(Records from a collection of figures)
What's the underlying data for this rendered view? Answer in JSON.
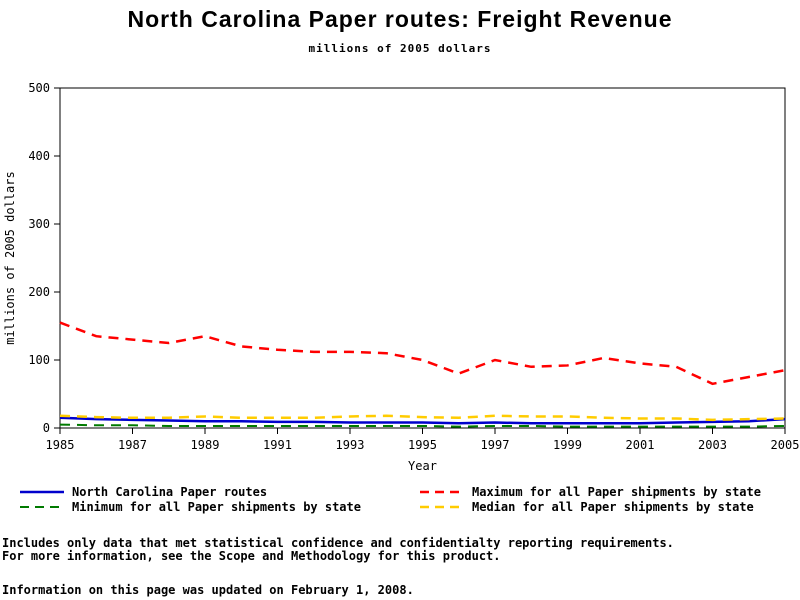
{
  "page": {
    "title": "North Carolina Paper routes: Freight Revenue",
    "subtitle": "millions of 2005 dollars",
    "footnote_line1": "Includes only data that met statistical confidence and confidentialty reporting requirements.",
    "footnote_line2": "For more information, see the Scope and Methodology for this product.",
    "updated_note": "Information on this page was updated on February 1, 2008."
  },
  "chart_data": {
    "type": "line",
    "title": "North Carolina Paper routes: Freight Revenue",
    "subtitle": "millions of 2005 dollars",
    "xlabel": "Year",
    "ylabel": "millions of 2005 dollars",
    "x_range": [
      1985,
      2005
    ],
    "ylim": [
      0,
      500
    ],
    "yticks": [
      0,
      100,
      200,
      300,
      400,
      500
    ],
    "xticks": [
      1985,
      1987,
      1989,
      1991,
      1993,
      1995,
      1997,
      1999,
      2001,
      2003,
      2005
    ],
    "grid": false,
    "legend_position": "bottom",
    "x": [
      1985,
      1986,
      1987,
      1988,
      1989,
      1990,
      1991,
      1992,
      1993,
      1994,
      1995,
      1996,
      1997,
      1998,
      1999,
      2000,
      2001,
      2002,
      2003,
      2004,
      2005
    ],
    "series": [
      {
        "name": "North Carolina Paper routes",
        "color": "#0000cc",
        "dash": "solid",
        "width": 2.5,
        "values": [
          15,
          13,
          12,
          11,
          10,
          10,
          9,
          9,
          8,
          8,
          8,
          7,
          8,
          7,
          7,
          7,
          7,
          8,
          9,
          10,
          13
        ]
      },
      {
        "name": "Maximum for all Paper shipments by state",
        "color": "#ff0000",
        "dash": "dashed",
        "width": 2.5,
        "values": [
          155,
          135,
          130,
          125,
          135,
          120,
          115,
          112,
          112,
          110,
          100,
          80,
          100,
          90,
          92,
          103,
          95,
          90,
          65,
          75,
          85
        ]
      },
      {
        "name": "Minimum for all Paper shipments by state",
        "color": "#007a00",
        "dash": "dashed",
        "width": 2,
        "values": [
          5,
          4,
          4,
          3,
          3,
          3,
          3,
          3,
          3,
          3,
          3,
          2,
          3,
          3,
          2,
          2,
          2,
          2,
          2,
          2,
          3
        ]
      },
      {
        "name": "Median for all Paper shipments by state",
        "color": "#ffcc00",
        "dash": "dashed",
        "width": 2.5,
        "values": [
          18,
          16,
          15,
          15,
          17,
          15,
          15,
          15,
          17,
          18,
          16,
          15,
          18,
          17,
          17,
          15,
          14,
          14,
          12,
          13,
          14
        ]
      }
    ]
  }
}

WHAT NEEDS TO BE DONE: Look through the data above. Each line containing the word "color" needs to be copied.

WRITTEN RESPONSE:
        "color": "#0000cc",
        "color": "#ff0000",
        "color": "#007a00",
        "color": "#ffcc00",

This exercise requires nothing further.